Exercise materials:
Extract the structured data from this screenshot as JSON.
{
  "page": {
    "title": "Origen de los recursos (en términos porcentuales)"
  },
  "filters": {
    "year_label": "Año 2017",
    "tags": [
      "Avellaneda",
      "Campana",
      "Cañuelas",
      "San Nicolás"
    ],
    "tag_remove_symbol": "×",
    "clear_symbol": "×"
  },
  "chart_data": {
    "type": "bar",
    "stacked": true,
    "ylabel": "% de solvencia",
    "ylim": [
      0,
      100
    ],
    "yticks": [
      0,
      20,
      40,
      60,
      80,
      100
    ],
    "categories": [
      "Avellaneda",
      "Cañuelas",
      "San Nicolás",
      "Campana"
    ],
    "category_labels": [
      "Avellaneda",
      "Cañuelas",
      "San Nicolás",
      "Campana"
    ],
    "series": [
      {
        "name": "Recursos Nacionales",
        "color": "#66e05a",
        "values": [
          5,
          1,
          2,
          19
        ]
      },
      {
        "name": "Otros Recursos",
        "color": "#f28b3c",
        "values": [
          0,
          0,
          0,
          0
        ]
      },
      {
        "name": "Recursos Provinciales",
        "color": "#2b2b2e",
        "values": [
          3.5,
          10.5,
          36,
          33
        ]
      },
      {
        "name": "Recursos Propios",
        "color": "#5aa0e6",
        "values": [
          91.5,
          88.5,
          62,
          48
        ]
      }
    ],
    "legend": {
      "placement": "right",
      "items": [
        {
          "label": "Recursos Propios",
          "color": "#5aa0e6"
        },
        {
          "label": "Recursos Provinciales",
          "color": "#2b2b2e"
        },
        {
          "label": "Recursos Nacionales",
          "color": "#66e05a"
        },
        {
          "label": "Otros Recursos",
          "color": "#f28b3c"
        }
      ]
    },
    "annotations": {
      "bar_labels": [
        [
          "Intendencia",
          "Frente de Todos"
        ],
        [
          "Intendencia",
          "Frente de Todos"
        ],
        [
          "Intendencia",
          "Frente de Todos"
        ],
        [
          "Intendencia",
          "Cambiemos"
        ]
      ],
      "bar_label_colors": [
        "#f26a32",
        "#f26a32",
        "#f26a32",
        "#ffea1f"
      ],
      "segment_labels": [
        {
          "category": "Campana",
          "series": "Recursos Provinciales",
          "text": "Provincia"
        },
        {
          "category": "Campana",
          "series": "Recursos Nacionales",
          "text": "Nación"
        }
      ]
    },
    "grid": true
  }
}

Set problem: Extract the entries above verbatim.

Final result:
Extract the structured data from this screenshot as JSON.
{
  "page": {
    "title": "Origen de los recursos (en términos porcentuales)"
  },
  "filters": {
    "year_label": "Año 2017",
    "tags": [
      "Avellaneda",
      "Campana",
      "Cañuelas",
      "San Nicolás"
    ],
    "tag_remove_symbol": "×",
    "clear_symbol": "×"
  },
  "chart_data": {
    "type": "bar",
    "stacked": true,
    "ylabel": "% de solvencia",
    "ylim": [
      0,
      100
    ],
    "yticks": [
      0,
      20,
      40,
      60,
      80,
      100
    ],
    "categories": [
      "Avellaneda",
      "Cañuelas",
      "San Nicolás",
      "Campana"
    ],
    "category_labels": [
      "Avellaneda",
      "Cañuelas",
      "San Nicolás",
      "Campana"
    ],
    "series": [
      {
        "name": "Recursos Nacionales",
        "color": "#66e05a",
        "values": [
          5,
          1,
          2,
          19
        ]
      },
      {
        "name": "Otros Recursos",
        "color": "#f28b3c",
        "values": [
          0,
          0,
          0,
          0
        ]
      },
      {
        "name": "Recursos Provinciales",
        "color": "#2b2b2e",
        "values": [
          3.5,
          10.5,
          36,
          33
        ]
      },
      {
        "name": "Recursos Propios",
        "color": "#5aa0e6",
        "values": [
          91.5,
          88.5,
          62,
          48
        ]
      }
    ],
    "legend": {
      "placement": "right",
      "items": [
        {
          "label": "Recursos Propios",
          "color": "#5aa0e6"
        },
        {
          "label": "Recursos Provinciales",
          "color": "#2b2b2e"
        },
        {
          "label": "Recursos Nacionales",
          "color": "#66e05a"
        },
        {
          "label": "Otros Recursos",
          "color": "#f28b3c"
        }
      ]
    },
    "annotations": {
      "bar_labels": [
        [
          "Intendencia",
          "Frente de Todos"
        ],
        [
          "Intendencia",
          "Frente de Todos"
        ],
        [
          "Intendencia",
          "Frente de Todos"
        ],
        [
          "Intendencia",
          "Cambiemos"
        ]
      ],
      "bar_label_colors": [
        "#f26a32",
        "#f26a32",
        "#f26a32",
        "#ffea1f"
      ],
      "segment_labels": [
        {
          "category": "Campana",
          "series": "Recursos Provinciales",
          "text": "Provincia"
        },
        {
          "category": "Campana",
          "series": "Recursos Nacionales",
          "text": "Nación"
        }
      ]
    },
    "grid": true
  }
}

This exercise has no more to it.